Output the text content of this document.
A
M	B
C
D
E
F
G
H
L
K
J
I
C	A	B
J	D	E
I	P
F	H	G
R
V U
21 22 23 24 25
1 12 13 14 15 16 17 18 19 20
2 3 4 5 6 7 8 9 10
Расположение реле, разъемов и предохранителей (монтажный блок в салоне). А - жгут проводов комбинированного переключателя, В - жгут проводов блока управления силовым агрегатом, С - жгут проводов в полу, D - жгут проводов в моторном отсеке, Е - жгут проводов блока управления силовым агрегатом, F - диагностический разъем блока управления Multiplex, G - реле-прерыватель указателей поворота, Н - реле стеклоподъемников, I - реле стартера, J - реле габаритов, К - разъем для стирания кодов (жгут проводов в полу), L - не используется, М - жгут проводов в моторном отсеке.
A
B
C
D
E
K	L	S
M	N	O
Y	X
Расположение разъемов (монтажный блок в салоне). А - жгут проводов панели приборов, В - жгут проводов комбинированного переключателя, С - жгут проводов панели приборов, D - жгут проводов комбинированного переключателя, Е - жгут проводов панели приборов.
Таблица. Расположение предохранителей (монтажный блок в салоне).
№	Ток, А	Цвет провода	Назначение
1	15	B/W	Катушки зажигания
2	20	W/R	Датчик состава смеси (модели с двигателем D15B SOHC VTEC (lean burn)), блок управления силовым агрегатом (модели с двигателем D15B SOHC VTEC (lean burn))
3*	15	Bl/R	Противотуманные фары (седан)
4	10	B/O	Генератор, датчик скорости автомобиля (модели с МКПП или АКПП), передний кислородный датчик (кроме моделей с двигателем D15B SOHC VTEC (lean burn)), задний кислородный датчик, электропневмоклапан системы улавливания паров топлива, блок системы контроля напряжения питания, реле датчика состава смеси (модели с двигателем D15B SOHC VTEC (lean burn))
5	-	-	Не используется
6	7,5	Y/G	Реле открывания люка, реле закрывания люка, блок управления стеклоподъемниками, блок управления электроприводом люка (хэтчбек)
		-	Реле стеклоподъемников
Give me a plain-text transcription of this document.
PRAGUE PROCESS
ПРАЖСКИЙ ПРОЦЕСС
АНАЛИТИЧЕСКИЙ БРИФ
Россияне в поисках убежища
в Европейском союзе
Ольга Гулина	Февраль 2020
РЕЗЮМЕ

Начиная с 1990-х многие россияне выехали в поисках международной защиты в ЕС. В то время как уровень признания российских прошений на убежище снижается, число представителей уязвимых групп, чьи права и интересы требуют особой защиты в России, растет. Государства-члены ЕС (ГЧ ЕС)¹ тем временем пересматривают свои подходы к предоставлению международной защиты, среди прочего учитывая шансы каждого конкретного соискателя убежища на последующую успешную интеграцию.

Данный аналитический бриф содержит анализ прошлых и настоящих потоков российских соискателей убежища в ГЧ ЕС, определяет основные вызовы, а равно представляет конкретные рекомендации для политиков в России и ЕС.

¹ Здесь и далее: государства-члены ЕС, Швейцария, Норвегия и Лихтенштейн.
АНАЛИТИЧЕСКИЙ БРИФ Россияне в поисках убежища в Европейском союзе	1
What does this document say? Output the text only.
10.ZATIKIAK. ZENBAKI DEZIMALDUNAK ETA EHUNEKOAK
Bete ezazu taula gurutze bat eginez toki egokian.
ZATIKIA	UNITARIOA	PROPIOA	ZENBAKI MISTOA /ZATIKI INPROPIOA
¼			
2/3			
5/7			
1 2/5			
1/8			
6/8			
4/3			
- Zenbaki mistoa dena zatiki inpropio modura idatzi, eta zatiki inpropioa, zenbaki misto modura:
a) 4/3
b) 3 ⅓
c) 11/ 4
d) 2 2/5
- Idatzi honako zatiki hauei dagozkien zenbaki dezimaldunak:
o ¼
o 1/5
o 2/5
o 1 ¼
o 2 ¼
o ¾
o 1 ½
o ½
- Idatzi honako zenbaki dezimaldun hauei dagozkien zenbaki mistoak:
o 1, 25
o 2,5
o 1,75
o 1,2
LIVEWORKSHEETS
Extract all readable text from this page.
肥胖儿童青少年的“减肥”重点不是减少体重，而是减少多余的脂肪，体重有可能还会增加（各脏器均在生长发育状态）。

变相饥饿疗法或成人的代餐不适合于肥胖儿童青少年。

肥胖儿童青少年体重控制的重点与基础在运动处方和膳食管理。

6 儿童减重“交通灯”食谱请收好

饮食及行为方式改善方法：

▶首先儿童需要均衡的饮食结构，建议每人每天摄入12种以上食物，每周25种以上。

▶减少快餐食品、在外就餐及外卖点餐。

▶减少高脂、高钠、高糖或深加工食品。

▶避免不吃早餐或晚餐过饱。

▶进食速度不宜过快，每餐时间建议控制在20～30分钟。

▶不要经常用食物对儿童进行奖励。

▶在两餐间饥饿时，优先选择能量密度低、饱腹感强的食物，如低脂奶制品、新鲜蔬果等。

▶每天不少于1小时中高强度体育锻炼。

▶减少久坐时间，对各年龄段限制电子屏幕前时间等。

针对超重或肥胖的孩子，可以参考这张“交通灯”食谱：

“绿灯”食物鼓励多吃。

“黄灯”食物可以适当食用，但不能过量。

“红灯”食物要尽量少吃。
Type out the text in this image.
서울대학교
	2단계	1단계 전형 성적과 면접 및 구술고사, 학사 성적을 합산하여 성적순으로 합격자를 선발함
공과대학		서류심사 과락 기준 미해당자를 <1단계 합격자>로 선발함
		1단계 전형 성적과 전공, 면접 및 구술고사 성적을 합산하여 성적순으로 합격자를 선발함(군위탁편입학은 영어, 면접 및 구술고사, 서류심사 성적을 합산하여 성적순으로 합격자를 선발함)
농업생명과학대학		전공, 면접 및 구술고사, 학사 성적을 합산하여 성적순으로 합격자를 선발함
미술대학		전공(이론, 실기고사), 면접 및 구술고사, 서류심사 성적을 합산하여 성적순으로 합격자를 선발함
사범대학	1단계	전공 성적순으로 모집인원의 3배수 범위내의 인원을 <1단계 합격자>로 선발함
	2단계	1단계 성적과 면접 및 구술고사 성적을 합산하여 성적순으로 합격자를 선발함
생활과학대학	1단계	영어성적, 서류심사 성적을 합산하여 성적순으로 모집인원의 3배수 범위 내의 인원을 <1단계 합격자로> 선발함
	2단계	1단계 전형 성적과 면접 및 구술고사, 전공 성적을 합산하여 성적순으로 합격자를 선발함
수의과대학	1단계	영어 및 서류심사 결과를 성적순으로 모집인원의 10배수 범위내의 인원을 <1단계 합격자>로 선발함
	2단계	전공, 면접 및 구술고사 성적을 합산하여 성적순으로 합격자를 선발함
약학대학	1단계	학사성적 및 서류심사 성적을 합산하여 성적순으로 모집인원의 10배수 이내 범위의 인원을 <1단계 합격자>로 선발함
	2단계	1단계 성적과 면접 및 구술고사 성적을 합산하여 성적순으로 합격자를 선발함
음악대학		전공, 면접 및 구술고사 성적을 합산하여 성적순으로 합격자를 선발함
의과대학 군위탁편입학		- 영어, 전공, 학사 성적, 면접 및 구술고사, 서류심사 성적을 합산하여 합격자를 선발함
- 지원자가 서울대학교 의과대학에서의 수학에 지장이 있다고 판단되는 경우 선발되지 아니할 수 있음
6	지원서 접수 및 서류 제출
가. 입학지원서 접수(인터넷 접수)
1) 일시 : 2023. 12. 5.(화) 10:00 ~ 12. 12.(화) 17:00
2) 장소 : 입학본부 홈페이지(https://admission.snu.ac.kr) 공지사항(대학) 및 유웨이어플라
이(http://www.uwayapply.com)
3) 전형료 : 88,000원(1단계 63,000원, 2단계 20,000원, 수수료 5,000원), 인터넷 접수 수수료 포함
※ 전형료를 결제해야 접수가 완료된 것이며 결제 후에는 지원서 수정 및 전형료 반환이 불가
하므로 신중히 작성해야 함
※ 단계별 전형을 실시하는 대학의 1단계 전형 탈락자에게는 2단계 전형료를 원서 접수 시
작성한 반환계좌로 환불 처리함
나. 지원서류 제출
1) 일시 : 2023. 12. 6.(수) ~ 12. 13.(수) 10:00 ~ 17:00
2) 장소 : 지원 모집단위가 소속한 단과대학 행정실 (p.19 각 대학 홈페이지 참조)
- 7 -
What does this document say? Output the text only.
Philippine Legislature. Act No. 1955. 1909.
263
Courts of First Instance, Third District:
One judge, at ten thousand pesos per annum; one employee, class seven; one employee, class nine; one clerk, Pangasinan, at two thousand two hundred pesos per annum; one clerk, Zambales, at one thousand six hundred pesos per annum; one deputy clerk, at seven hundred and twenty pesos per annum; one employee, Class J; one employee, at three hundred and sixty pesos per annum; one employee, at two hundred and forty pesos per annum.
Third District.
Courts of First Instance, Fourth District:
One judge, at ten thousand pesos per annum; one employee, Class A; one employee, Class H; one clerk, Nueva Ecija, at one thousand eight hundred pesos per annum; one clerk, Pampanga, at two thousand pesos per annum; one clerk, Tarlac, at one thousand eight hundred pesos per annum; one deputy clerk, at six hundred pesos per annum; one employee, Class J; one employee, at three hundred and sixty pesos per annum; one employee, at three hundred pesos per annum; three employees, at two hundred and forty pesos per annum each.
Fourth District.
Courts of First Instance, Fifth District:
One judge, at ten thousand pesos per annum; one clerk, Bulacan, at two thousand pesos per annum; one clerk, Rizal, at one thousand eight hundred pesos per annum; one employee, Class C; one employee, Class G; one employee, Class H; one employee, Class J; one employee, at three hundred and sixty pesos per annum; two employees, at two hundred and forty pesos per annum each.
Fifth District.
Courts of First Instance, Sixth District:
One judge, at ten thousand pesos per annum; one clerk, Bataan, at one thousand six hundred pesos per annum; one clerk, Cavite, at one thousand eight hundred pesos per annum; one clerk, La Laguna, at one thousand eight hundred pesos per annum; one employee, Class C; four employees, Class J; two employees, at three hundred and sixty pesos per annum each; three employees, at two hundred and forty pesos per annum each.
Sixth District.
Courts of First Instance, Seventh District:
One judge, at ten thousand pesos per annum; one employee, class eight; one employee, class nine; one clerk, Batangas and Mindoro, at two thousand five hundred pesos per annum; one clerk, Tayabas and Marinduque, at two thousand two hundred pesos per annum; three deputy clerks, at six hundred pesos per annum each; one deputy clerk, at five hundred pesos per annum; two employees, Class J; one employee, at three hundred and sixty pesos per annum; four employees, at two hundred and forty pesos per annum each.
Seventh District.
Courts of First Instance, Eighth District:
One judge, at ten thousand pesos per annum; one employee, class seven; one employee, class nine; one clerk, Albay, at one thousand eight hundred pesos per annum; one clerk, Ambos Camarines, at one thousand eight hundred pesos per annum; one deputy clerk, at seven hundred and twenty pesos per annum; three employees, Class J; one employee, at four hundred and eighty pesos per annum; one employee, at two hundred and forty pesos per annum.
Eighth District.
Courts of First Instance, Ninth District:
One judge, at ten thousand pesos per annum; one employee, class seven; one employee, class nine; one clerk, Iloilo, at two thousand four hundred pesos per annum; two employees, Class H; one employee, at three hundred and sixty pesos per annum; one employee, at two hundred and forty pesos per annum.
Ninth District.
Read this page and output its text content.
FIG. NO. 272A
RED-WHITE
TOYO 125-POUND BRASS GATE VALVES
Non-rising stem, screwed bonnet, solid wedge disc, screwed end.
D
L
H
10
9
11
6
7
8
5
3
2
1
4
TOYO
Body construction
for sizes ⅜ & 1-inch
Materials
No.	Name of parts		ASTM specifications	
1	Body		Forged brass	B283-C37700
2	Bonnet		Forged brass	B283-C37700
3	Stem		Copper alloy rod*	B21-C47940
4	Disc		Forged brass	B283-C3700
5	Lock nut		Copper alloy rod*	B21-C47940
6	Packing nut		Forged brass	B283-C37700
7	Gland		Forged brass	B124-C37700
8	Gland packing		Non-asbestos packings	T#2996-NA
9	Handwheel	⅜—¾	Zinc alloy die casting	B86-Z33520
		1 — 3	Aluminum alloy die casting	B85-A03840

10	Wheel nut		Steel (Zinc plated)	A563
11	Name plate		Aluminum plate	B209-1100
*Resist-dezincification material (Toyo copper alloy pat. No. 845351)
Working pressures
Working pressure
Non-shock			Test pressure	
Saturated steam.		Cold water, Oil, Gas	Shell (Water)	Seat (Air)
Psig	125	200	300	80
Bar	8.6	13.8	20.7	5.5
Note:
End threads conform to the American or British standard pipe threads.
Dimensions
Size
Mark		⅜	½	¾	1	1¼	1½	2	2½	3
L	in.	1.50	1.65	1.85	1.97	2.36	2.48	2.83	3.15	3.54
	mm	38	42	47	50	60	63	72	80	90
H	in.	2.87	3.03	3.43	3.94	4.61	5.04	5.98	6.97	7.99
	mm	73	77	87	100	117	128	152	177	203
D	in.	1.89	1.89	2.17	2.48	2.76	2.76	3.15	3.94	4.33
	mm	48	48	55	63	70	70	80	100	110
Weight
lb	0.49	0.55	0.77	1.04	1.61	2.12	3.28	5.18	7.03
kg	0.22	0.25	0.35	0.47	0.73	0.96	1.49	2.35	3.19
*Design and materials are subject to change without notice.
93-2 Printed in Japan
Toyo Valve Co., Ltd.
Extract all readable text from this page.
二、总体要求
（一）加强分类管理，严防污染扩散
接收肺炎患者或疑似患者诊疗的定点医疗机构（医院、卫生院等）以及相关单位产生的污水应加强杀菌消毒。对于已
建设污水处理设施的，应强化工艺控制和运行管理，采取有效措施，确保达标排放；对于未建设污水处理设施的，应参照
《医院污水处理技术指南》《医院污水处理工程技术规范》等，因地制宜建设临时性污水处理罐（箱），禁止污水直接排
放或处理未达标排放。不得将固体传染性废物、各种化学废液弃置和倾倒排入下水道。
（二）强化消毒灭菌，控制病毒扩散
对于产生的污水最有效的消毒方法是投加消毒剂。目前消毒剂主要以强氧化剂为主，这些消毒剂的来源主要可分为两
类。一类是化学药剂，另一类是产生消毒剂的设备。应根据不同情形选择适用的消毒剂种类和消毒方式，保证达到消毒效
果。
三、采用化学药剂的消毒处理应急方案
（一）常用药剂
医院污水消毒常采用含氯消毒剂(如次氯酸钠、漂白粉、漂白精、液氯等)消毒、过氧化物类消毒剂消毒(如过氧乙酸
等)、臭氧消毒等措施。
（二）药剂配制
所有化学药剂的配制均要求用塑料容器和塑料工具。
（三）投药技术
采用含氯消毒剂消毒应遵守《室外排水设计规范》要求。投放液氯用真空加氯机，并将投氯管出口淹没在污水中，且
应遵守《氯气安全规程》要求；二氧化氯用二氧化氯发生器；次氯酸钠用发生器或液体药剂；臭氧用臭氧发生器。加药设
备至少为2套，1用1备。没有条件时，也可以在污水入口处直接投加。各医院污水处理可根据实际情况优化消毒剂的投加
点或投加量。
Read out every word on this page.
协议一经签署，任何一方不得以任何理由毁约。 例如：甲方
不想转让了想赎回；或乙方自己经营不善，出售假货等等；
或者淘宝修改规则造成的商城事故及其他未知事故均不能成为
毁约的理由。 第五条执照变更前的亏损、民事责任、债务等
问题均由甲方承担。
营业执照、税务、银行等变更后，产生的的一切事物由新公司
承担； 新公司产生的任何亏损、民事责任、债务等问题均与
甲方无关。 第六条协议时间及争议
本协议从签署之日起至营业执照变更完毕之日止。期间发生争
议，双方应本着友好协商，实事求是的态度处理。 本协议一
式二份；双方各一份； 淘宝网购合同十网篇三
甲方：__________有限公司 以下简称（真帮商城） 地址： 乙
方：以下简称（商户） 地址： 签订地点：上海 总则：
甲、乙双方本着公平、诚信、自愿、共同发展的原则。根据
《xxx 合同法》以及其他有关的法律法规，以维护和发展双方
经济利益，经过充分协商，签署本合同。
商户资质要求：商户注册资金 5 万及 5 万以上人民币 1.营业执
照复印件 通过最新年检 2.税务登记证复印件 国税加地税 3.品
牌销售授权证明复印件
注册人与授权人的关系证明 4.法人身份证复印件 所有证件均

■ WHAT YOU WILL DO: Starting at the line that contains "Read out every word on this page.", print every line through the end of the listing, word for word. Leave out all the rest.

■ WRITTEN ANSWER:
Read out every word on this page.
协议一经签署，任何一方不得以任何理由毁约。 例如：甲方
不想转让了想赎回；或乙方自己经营不善，出售假货等等；
或者淘宝修改规则造成的商城事故及其他未知事故均不能成为
毁约的理由。 第五条执照变更前的亏损、民事责任、债务等
问题均由甲方承担。
营业执照、税务、银行等变更后，产生的的一切事物由新公司
承担； 新公司产生的任何亏损、民事责任、债务等问题均与
甲方无关。 第六条协议时间及争议
本协议从签署之日起至营业执照变更完毕之日止。期间发生争
议，双方应本着友好协商，实事求是的态度处理。 本协议一
式二份；双方各一份； 淘宝网购合同十网篇三
甲方：__________有限公司 以下简称（真帮商城） 地址： 乙
方：以下简称（商户） 地址： 签订地点：上海 总则：
甲、乙双方本着公平、诚信、自愿、共同发展的原则。根据
《xxx 合同法》以及其他有关的法律法规，以维护和发展双方
经济利益，经过充分协商，签署本合同。
商户资质要求：商户注册资金 5 万及 5 万以上人民币 1.营业执
照复印件 通过最新年检 2.税务登记证复印件 国税加地税 3.品
牌销售授权证明复印件
注册人与授权人的关系证明 4.法人身份证复印件 所有证件均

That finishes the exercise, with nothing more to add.